== Zu verwendende Zeilen
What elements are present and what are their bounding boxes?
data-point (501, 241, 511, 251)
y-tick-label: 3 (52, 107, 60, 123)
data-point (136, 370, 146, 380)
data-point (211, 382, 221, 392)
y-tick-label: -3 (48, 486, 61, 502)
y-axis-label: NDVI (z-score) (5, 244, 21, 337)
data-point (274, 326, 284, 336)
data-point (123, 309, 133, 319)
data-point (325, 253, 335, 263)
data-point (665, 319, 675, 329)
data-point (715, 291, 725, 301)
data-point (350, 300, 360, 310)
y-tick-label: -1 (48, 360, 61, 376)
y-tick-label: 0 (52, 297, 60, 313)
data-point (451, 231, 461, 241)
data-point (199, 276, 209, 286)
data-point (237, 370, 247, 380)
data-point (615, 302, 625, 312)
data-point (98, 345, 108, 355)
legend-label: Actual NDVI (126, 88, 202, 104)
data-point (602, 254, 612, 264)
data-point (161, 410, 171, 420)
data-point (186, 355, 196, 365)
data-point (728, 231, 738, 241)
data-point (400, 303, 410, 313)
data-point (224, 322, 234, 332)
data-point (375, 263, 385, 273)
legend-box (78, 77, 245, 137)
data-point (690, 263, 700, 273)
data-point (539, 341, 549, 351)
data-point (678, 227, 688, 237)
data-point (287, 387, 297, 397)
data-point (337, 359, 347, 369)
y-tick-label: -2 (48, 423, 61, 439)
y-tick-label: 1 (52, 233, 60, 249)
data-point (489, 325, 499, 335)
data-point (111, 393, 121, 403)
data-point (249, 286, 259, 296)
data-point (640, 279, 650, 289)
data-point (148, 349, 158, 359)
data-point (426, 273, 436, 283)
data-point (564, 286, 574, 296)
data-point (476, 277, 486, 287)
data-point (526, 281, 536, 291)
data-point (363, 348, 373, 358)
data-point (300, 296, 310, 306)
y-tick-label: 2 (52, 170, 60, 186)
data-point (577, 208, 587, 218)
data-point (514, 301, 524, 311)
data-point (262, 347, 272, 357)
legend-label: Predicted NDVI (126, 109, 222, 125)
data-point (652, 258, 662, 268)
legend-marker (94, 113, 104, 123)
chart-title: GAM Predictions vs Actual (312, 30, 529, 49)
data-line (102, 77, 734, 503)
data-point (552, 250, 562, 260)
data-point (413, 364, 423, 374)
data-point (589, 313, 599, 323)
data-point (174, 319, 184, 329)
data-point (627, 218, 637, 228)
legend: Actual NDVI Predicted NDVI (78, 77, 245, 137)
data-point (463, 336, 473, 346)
====
Aufgabenstellung:
Schreib alle Zeilen oben noch einmal ab und ersetze dabei „Actual NDVI“ überall durch „Observed NDVI“. Alles andere bleibt unverändert.

Ergebnis:
What elements are present and what are their bounding boxes?
data-point (501, 241, 511, 251)
y-tick-label: 3 (52, 107, 60, 123)
data-point (136, 370, 146, 380)
data-point (211, 382, 221, 392)
y-tick-label: -3 (48, 486, 61, 502)
y-axis-label: NDVI (z-score) (5, 244, 21, 337)
data-point (274, 326, 284, 336)
data-point (123, 309, 133, 319)
data-point (325, 253, 335, 263)
data-point (665, 319, 675, 329)
data-point (715, 291, 725, 301)
data-point (350, 300, 360, 310)
y-tick-label: -1 (48, 360, 61, 376)
y-tick-label: 0 (52, 297, 60, 313)
data-point (451, 231, 461, 241)
data-point (199, 276, 209, 286)
data-point (237, 370, 247, 380)
data-point (615, 302, 625, 312)
data-point (98, 345, 108, 355)
legend-label: Observed NDVI (126, 88, 202, 104)
data-point (602, 254, 612, 264)
data-point (161, 410, 171, 420)
data-point (186, 355, 196, 365)
data-point (728, 231, 738, 241)
data-point (400, 303, 410, 313)
data-point (224, 322, 234, 332)
data-point (375, 263, 385, 273)
legend-box (78, 77, 245, 137)
data-point (690, 263, 700, 273)
data-point (539, 341, 549, 351)
data-point (678, 227, 688, 237)
data-point (287, 387, 297, 397)
data-point (337, 359, 347, 369)
y-tick-label: -2 (48, 423, 61, 439)
y-tick-label: 1 (52, 233, 60, 249)
data-point (489, 325, 499, 335)
data-point (111, 393, 121, 403)
data-point (249, 286, 259, 296)
data-point (640, 279, 650, 289)
data-point (148, 349, 158, 359)
data-point (426, 273, 436, 283)
data-point (564, 286, 574, 296)
data-point (476, 277, 486, 287)
data-point (526, 281, 536, 291)
data-point (363, 348, 373, 358)
data-point (300, 296, 310, 306)
y-tick-label: 2 (52, 170, 60, 186)
data-point (577, 208, 587, 218)
data-point (514, 301, 524, 311)
data-point (262, 347, 272, 357)
legend-label: Predicted NDVI (126, 109, 222, 125)
data-point (652, 258, 662, 268)
legend-marker (94, 113, 104, 123)
chart-title: GAM Predictions vs Actual (312, 30, 529, 49)
data-line (102, 77, 734, 503)
data-point (552, 250, 562, 260)
data-point (413, 364, 423, 374)
data-point (589, 313, 599, 323)
data-point (174, 319, 184, 329)
data-point (627, 218, 637, 228)
legend: Observed NDVI Predicted NDVI (78, 77, 245, 137)
data-point (463, 336, 473, 346)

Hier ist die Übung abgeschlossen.